→ **Supplied entries**

— BEGIN —

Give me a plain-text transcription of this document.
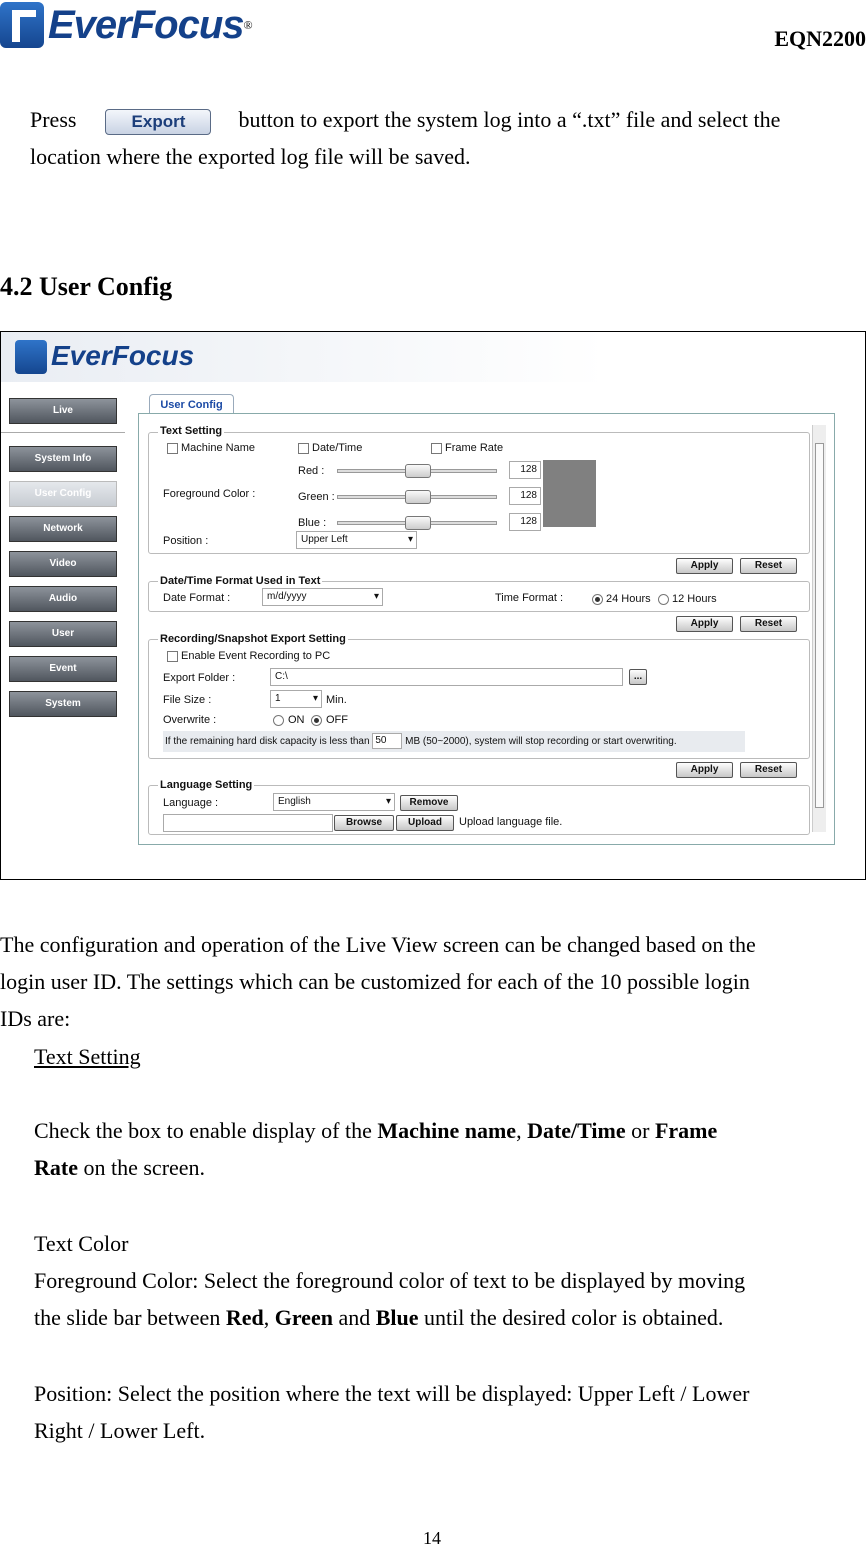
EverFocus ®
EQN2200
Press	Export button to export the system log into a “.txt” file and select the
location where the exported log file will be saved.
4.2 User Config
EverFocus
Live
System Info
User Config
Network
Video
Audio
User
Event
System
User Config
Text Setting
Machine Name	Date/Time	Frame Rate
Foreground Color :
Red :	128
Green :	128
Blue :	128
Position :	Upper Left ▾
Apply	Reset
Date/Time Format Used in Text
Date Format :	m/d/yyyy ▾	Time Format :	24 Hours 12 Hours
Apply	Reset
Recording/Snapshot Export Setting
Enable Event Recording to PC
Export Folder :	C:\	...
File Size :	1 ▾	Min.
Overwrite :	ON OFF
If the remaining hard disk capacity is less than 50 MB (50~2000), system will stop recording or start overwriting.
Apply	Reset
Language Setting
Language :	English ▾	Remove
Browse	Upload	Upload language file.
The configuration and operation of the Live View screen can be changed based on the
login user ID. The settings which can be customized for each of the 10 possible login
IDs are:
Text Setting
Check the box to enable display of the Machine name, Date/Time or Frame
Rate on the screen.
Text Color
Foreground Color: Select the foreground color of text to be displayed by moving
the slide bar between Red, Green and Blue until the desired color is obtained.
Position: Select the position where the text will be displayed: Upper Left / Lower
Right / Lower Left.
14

— END —
— BEGIN —

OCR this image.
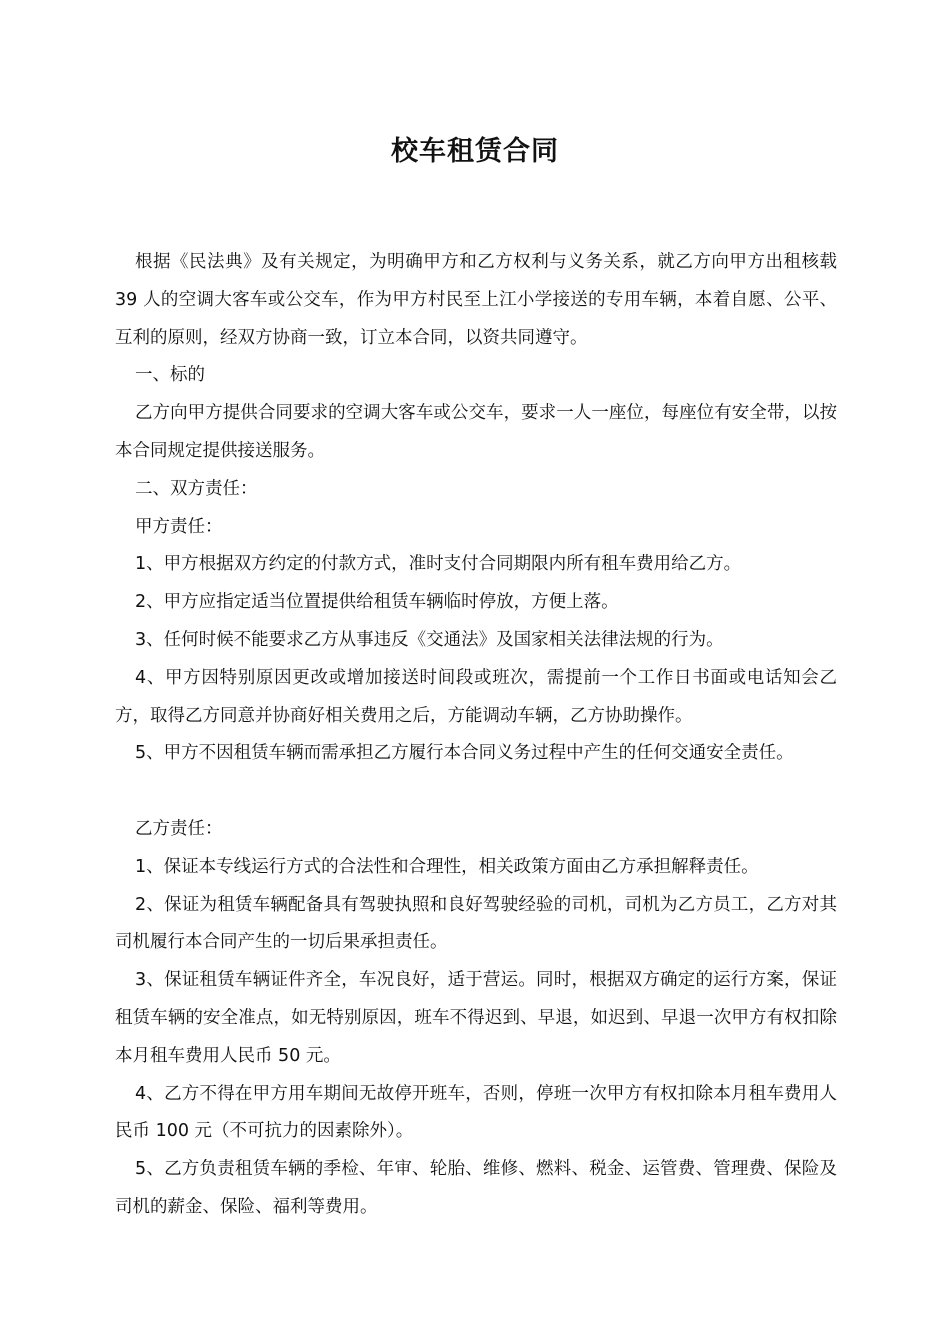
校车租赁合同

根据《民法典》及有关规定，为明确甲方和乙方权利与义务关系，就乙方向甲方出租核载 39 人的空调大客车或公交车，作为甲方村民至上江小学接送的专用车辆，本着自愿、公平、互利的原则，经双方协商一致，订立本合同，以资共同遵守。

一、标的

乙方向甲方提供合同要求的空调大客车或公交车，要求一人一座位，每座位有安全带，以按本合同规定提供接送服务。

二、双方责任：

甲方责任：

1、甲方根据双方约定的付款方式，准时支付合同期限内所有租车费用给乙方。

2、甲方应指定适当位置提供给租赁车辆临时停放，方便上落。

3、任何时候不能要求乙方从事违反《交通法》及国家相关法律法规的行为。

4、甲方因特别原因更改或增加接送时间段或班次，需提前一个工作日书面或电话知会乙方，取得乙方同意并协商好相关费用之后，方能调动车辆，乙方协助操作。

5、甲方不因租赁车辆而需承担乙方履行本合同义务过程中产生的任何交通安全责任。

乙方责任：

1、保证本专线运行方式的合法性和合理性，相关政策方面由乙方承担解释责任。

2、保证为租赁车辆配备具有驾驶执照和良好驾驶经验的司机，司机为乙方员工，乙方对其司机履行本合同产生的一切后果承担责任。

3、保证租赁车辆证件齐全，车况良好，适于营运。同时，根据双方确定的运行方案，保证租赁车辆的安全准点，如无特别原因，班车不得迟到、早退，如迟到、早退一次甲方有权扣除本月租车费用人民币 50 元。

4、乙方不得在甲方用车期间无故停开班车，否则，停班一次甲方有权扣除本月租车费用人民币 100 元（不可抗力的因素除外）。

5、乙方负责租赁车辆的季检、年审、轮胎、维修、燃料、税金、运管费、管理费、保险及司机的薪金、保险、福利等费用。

— END —

→ **Aim of the exercise**
Search the lines above for the string "Lower", then show every one that has it.

→ **Answer to the problem**
Position: Select the position where the text will be displayed: Upper Left / Lower
Right / Lower Left.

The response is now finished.